*Prompt*
Leave out the pictures and copy everything else in the entries exactly.

*Supplied records*
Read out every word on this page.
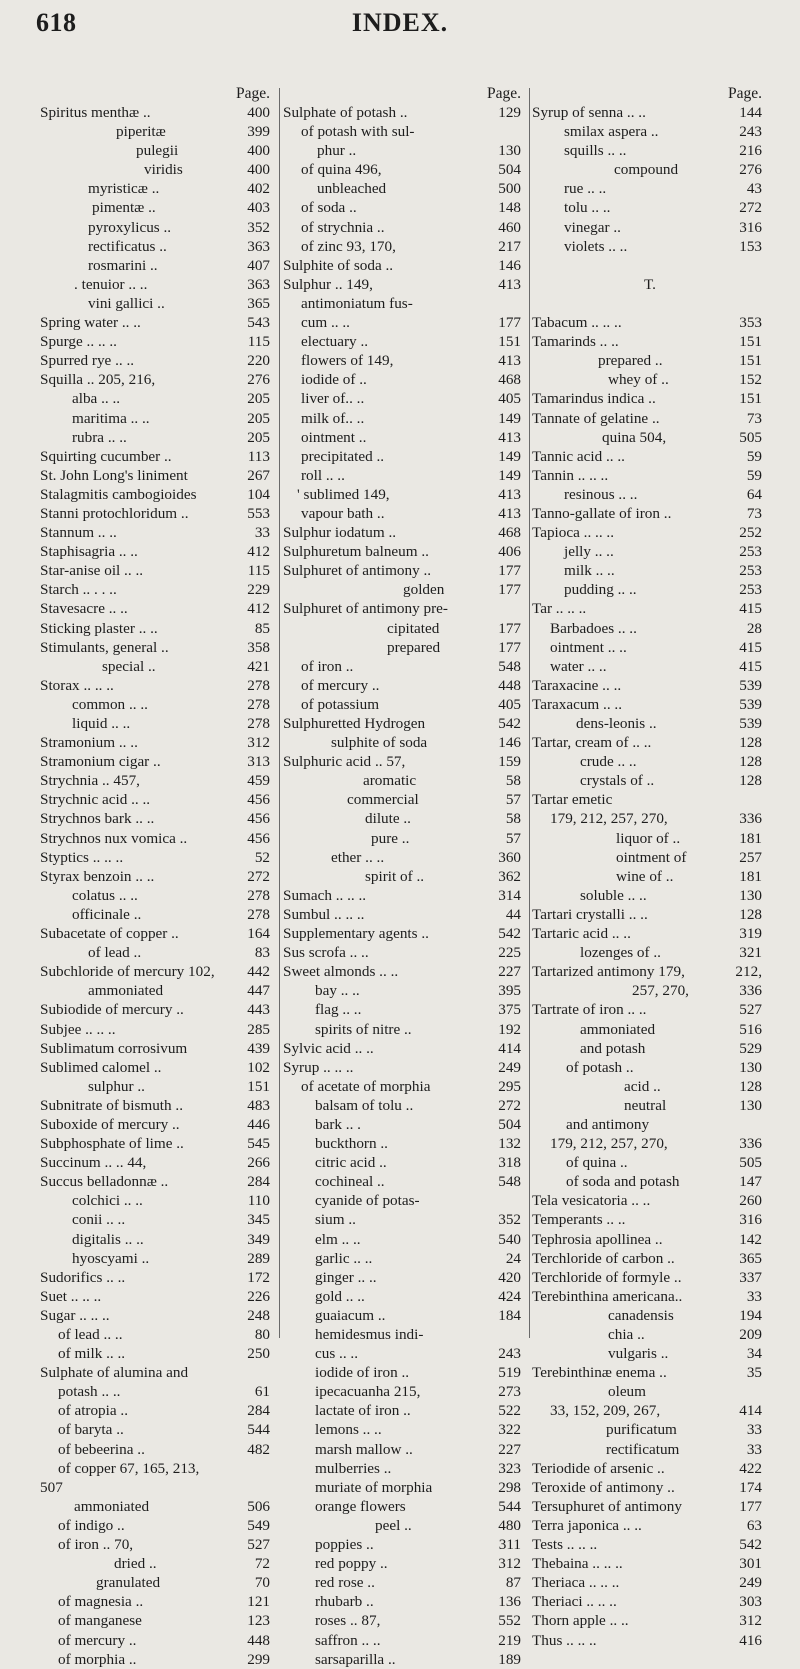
618	INDEX.
Page.
Spiritus menthæ ..	400
piperitæ	399
pulegii	400
viridis	400
myristicæ ..	402
pimentæ ..	403
pyroxylicus ..	352
rectificatus ..	363
rosmarini ..	407
. tenuior .. ..	363
vini gallici ..	365
Spring water .. ..	543
Spurge .. .. ..	115
Spurred rye .. ..	220
Squilla .. 205, 216,	276
alba .. ..	205
maritima .. ..	205
rubra .. ..	205
Squirting cucumber ..	113
St. John Long's liniment	267
Stalagmitis cambogioides	104
Stanni protochloridum ..	553
Stannum .. ..	33
Staphisagria .. ..	412
Star-anise oil .. ..	115
Starch .. . . ..	229
Stavesacre .. ..	412
Sticking plaster .. ..	85
Stimulants, general ..	358
special ..	421
Storax .. .. ..	278
common .. ..	278
liquid .. ..	278
Stramonium .. ..	312
Stramonium cigar ..	313
Strychnia .. 457,	459
Strychnic acid .. ..	456
Strychnos bark .. ..	456
Strychnos nux vomica ..	456
Styptics .. .. ..	52
Styrax benzoin .. ..	272
colatus .. ..	278
officinale ..	278
Subacetate of copper ..	164
of lead ..	83
Subchloride of mercury 102, 442
ammoniated	447
Subiodide of mercury ..	443
Subjee .. .. ..	285
Sublimatum corrosivum	439
Sublimed calomel ..	102
sulphur ..	151
Subnitrate of bismuth ..	483
Suboxide of mercury ..	446
Subphosphate of lime ..	545
Succinum .. .. 44,	266
Succus belladonnæ ..	284
colchici .. ..	110
conii .. ..	345
digitalis .. ..	349
hyoscyami ..	289
Sudorifics .. ..	172
Suet .. .. ..	226
Sugar .. .. ..	248
of lead .. ..	80
of milk .. ..	250
Sulphate of alumina and
potash .. ..	61
of atropia ..	284
of baryta ..	544
of bebeerina ..	482
of copper 67, 165, 213,
507
ammoniated	506
of indigo ..	549
of iron .. 70,	527
dried ..	72
granulated	70
of magnesia ..	121
of manganese	123
of mercury ..	448
of morphia ..	299
Page.
Sulphate of potash ..	129
of potash with sul-
phur ..	130
of quina 496,	504
unbleached	500
of soda ..	148
of strychnia ..	460
of zinc 93, 170,	217
Sulphite of soda ..	146
Sulphur .. 149,	413
antimoniatum fus-
cum .. ..	177
electuary ..	151
flowers of 149,	413
iodide of ..	468
liver of.. ..	405
milk of.. ..	149
ointment ..	413
precipitated ..	149
roll .. ..	149
' sublimed 149,	413
vapour bath ..	413
Sulphur iodatum ..	468
Sulphuretum balneum ..	406
Sulphuret of antimony ..	177
golden	177
Sulphuret of antimony pre-
cipitated	177
prepared	177
of iron ..	548
of mercury ..	448
of potassium	405
Sulphuretted Hydrogen	542
sulphite of soda	146
Sulphuric acid .. 57,	159
aromatic	58
commercial	57
dilute ..	58
pure ..	57
ether .. ..	360
spirit of ..	362
Sumach .. .. ..	314
Sumbul .. .. ..	44
Supplementary agents ..	542
Sus scrofa .. ..	225
Sweet almonds .. ..	227
bay .. ..	395
flag .. ..	375
spirits of nitre ..	192
Sylvic acid .. ..	414
Syrup .. .. ..	249
of acetate of morphia	295
balsam of tolu ..	272
bark .. .	504
buckthorn ..	132
citric acid ..	318
cochineal ..	548
cyanide of potas-
sium ..	352
elm .. ..	540
garlic .. ..	24
ginger .. ..	420
gold .. ..	424
guaiacum ..	184
hemidesmus indi-
cus .. ..	243
iodide of iron ..	519
ipecacuanha 215,	273
lactate of iron ..	522
lemons .. ..	322
marsh mallow ..	227
mulberries ..	323
muriate of morphia	298
orange flowers	544
peel ..	480
poppies ..	311
red poppy ..	312
red rose ..	87
rhubarb ..	136
roses .. 87,	552
saffron .. ..	219
sarsaparilla ..	189
Page.
Syrup of senna .. ..	144
smilax aspera ..	243
squills .. ..	216
compound	276
rue .. ..	43
tolu .. ..	272
vinegar ..	316
violets .. ..	153
T.
Tabacum .. .. ..	353
Tamarinds .. ..	151
prepared ..	151
whey of ..	152
Tamarindus indica ..	151
Tannate of gelatine ..	73
quina 504,	505
Tannic acid .. ..	59
Tannin .. .. ..	59
resinous .. ..	64
Tanno-gallate of iron ..	73
Tapioca .. .. ..	252
jelly .. ..	253
milk .. ..	253
pudding .. ..	253
Tar .. .. ..	415
Barbadoes .. ..	28
ointment .. ..	415
water .. ..	415
Taraxacine .. ..	539
Taraxacum .. ..	539
dens-leonis ..	539
Tartar, cream of .. ..	128
crude .. ..	128
crystals of ..	128
Tartar emetic
179, 212, 257, 270,	336
liquor of ..	181
ointment of	257
wine of ..	181
soluble .. ..	130
Tartari crystalli .. ..	128
Tartaric acid .. ..	319
lozenges of ..	321
Tartarized antimony 179,	212,
257, 270,	336
Tartrate of iron .. ..	527
ammoniated	516
and potash	529
of potash ..	130
acid ..	128
neutral	130
and antimony
179, 212, 257, 270,	336
of quina ..	505
of soda and potash	147
Tela vesicatoria .. ..	260
Temperants .. ..	316
Tephrosia apollinea ..	142
Terchloride of carbon ..	365
Terchloride of formyle ..	337
Terebinthina americana..	33
canadensis	194
chia ..	209
vulgaris ..	34
Terebinthinæ enema ..	35
oleum
33, 152, 209, 267,	414
purificatum	33
rectificatum	33
Teriodide of arsenic ..	422
Teroxide of antimony ..	174
Tersuphuret of antimony	177
Terra japonica .. ..	63
Tests .. .. ..	542
Thebaina .. .. ..	301
Theriaca .. .. ..	249
Theriaci .. .. ..	303
Thorn apple .. ..	312
Thus .. .. ..	416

*Written reply*
Read out every word on this page.
618	INDEX.
Page.
Spiritus menthæ ..	400
piperitæ	399
pulegii	400
viridis	400
myristicæ ..	402
pimentæ ..	403
pyroxylicus ..	352
rectificatus ..	363
rosmarini ..	407
. tenuior .. ..	363
vini gallici ..	365
Spring water .. ..	543
Spurge .. .. ..	115
Spurred rye .. ..	220
Squilla .. 205, 216,	276
alba .. ..	205
maritima .. ..	205
rubra .. ..	205
Squirting cucumber ..	113
St. John Long's liniment	267
Stalagmitis cambogioides	104
Stanni protochloridum ..	553
Stannum .. ..	33
Staphisagria .. ..	412
Star-anise oil .. ..	115
Starch .. . . ..	229
Stavesacre .. ..	412
Sticking plaster .. ..	85
Stimulants, general ..	358
special ..	421
Storax .. .. ..	278
common .. ..	278
liquid .. ..	278
Stramonium .. ..	312
Stramonium cigar ..	313
Strychnia .. 457,	459
Strychnic acid .. ..	456
Strychnos bark .. ..	456
Strychnos nux vomica ..	456
Styptics .. .. ..	52
Styrax benzoin .. ..	272
colatus .. ..	278
officinale ..	278
Subacetate of copper ..	164
of lead ..	83
Subchloride of mercury 102, 442
ammoniated	447
Subiodide of mercury ..	443
Subjee .. .. ..	285
Sublimatum corrosivum	439
Sublimed calomel ..	102
sulphur ..	151
Subnitrate of bismuth ..	483
Suboxide of mercury ..	446
Subphosphate of lime ..	545
Succinum .. .. 44,	266
Succus belladonnæ ..	284
colchici .. ..	110
conii .. ..	345
digitalis .. ..	349
hyoscyami ..	289
Sudorifics .. ..	172
Suet .. .. ..	226
Sugar .. .. ..	248
of lead .. ..	80
of milk .. ..	250
Sulphate of alumina and
potash .. ..	61
of atropia ..	284
of baryta ..	544
of bebeerina ..	482
of copper 67, 165, 213,
507
ammoniated	506
of indigo ..	549
of iron .. 70,	527
dried ..	72
granulated	70
of magnesia ..	121
of manganese	123
of mercury ..	448
of morphia ..	299
Page.
Sulphate of potash ..	129
of potash with sul-
phur ..	130
of quina 496,	504
unbleached	500
of soda ..	148
of strychnia ..	460
of zinc 93, 170,	217
Sulphite of soda ..	146
Sulphur .. 149,	413
antimoniatum fus-
cum .. ..	177
electuary ..	151
flowers of 149,	413
iodide of ..	468
liver of.. ..	405
milk of.. ..	149
ointment ..	413
precipitated ..	149
roll .. ..	149
' sublimed 149,	413
vapour bath ..	413
Sulphur iodatum ..	468
Sulphuretum balneum ..	406
Sulphuret of antimony ..	177
golden	177
Sulphuret of antimony pre-
cipitated	177
prepared	177
of iron ..	548
of mercury ..	448
of potassium	405
Sulphuretted Hydrogen	542
sulphite of soda	146
Sulphuric acid .. 57,	159
aromatic	58
commercial	57
dilute ..	58
pure ..	57
ether .. ..	360
spirit of ..	362
Sumach .. .. ..	314
Sumbul .. .. ..	44
Supplementary agents ..	542
Sus scrofa .. ..	225
Sweet almonds .. ..	227
bay .. ..	395
flag .. ..	375
spirits of nitre ..	192
Sylvic acid .. ..	414
Syrup .. .. ..	249
of acetate of morphia	295
balsam of tolu ..	272
bark .. .	504
buckthorn ..	132
citric acid ..	318
cochineal ..	548
cyanide of potas-
sium ..	352
elm .. ..	540
garlic .. ..	24
ginger .. ..	420
gold .. ..	424
guaiacum ..	184
hemidesmus indi-
cus .. ..	243
iodide of iron ..	519
ipecacuanha 215,	273
lactate of iron ..	522
lemons .. ..	322
marsh mallow ..	227
mulberries ..	323
muriate of morphia	298
orange flowers	544
peel ..	480
poppies ..	311
red poppy ..	312
red rose ..	87
rhubarb ..	136
roses .. 87,	552
saffron .. ..	219
sarsaparilla ..	189
Page.
Syrup of senna .. ..	144
smilax aspera ..	243
squills .. ..	216
compound	276
rue .. ..	43
tolu .. ..	272
vinegar ..	316
violets .. ..	153
T.
Tabacum .. .. ..	353
Tamarinds .. ..	151
prepared ..	151
whey of ..	152
Tamarindus indica ..	151
Tannate of gelatine ..	73
quina 504,	505
Tannic acid .. ..	59
Tannin .. .. ..	59
resinous .. ..	64
Tanno-gallate of iron ..	73
Tapioca .. .. ..	252
jelly .. ..	253
milk .. ..	253
pudding .. ..	253
Tar .. .. ..	415
Barbadoes .. ..	28
ointment .. ..	415
water .. ..	415
Taraxacine .. ..	539
Taraxacum .. ..	539
dens-leonis ..	539
Tartar, cream of .. ..	128
crude .. ..	128
crystals of ..	128
Tartar emetic
179, 212, 257, 270,	336
liquor of ..	181
ointment of	257
wine of ..	181
soluble .. ..	130
Tartari crystalli .. ..	128
Tartaric acid .. ..	319
lozenges of ..	321
Tartarized antimony 179,	212,
257, 270,	336
Tartrate of iron .. ..	527
ammoniated	516
and potash	529
of potash ..	130
acid ..	128
neutral	130
and antimony
179, 212, 257, 270,	336
of quina ..	505
of soda and potash	147
Tela vesicatoria .. ..	260
Temperants .. ..	316
Tephrosia apollinea ..	142
Terchloride of carbon ..	365
Terchloride of formyle ..	337
Terebinthina americana..	33
canadensis	194
chia ..	209
vulgaris ..	34
Terebinthinæ enema ..	35
oleum
33, 152, 209, 267,	414
purificatum	33
rectificatum	33
Teriodide of arsenic ..	422
Teroxide of antimony ..	174
Tersuphuret of antimony	177
Terra japonica .. ..	63
Tests .. .. ..	542
Thebaina .. .. ..	301
Theriaca .. .. ..	249
Theriaci .. .. ..	303
Thorn apple .. ..	312
Thus .. .. ..	416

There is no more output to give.